### Exercise requirements
Using the data below, determine the number of lines that include the string "Szabadság". Write only that number.

### Data provided
· · · · ·

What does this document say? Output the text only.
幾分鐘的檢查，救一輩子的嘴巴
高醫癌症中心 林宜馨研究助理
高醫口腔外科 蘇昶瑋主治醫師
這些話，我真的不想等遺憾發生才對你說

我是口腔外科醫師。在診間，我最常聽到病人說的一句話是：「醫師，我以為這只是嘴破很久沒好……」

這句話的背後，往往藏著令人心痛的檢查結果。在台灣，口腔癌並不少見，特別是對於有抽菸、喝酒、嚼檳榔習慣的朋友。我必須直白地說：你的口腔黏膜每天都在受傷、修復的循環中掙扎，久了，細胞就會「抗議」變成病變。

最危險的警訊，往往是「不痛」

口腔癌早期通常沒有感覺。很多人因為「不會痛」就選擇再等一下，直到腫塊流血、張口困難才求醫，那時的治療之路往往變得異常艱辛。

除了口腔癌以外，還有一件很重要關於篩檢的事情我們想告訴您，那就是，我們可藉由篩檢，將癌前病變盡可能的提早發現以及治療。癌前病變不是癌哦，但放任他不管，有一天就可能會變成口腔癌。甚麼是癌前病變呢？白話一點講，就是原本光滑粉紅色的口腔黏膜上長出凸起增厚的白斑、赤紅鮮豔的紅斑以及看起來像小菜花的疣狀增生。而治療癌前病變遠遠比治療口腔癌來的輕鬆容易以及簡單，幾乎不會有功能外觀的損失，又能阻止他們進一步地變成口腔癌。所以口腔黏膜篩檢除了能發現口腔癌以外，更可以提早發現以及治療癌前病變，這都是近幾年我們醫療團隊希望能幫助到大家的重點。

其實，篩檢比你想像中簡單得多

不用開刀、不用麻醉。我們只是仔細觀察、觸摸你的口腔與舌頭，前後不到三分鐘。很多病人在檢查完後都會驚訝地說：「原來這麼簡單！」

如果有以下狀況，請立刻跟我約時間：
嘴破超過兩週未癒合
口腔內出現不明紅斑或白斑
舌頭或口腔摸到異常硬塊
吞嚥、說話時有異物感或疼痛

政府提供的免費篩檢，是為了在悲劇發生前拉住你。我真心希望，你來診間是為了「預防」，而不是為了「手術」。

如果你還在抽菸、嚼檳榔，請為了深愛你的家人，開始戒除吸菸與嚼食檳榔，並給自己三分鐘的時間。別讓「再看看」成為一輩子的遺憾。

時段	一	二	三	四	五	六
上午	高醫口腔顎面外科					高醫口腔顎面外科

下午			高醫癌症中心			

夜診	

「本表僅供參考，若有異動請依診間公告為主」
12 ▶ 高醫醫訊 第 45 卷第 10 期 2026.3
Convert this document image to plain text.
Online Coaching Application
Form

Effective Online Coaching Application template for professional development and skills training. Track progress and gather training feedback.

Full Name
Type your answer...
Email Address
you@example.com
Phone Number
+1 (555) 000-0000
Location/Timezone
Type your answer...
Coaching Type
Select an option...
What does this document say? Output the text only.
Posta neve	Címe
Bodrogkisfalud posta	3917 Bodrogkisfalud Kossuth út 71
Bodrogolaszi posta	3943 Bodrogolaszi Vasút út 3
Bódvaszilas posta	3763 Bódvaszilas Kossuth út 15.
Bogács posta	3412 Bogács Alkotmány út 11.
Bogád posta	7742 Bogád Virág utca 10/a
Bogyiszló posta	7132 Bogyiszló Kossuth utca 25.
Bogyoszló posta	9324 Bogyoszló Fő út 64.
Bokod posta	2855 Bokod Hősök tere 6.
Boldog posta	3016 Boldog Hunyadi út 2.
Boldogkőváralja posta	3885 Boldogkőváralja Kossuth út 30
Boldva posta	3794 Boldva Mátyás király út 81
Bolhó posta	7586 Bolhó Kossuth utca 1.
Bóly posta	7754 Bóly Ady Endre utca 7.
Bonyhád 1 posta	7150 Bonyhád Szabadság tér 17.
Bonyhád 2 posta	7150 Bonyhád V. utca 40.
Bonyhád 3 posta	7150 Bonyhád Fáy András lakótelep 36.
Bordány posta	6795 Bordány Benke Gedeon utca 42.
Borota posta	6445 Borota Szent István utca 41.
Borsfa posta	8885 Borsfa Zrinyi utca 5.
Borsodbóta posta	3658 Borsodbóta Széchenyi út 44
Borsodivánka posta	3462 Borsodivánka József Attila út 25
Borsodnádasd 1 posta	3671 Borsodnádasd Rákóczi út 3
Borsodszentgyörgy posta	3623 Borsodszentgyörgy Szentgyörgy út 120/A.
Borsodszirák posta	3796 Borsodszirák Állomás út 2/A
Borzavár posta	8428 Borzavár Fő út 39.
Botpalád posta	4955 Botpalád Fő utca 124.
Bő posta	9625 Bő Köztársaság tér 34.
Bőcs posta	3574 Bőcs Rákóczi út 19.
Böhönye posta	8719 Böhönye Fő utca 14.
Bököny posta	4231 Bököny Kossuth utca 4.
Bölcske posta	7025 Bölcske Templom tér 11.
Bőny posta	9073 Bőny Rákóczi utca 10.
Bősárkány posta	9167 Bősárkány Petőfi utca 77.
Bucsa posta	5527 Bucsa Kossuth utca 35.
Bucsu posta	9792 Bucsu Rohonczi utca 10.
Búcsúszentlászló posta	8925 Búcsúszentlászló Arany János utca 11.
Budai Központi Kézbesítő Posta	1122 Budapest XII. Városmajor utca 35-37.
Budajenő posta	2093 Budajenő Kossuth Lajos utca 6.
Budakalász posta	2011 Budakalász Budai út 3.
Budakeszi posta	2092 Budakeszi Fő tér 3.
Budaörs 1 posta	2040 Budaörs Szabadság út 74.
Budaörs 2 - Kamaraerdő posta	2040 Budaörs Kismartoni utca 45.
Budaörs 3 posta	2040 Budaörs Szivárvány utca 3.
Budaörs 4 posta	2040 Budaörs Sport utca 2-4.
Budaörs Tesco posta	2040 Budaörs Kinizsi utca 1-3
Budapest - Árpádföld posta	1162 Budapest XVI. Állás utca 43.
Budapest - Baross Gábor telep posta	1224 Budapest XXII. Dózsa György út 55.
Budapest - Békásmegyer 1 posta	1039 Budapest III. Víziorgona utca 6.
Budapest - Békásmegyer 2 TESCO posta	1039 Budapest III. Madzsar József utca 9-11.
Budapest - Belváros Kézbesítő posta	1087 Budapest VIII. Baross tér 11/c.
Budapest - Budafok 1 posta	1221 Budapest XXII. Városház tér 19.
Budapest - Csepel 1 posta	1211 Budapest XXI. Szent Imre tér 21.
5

· · · · ·

### Expected output
2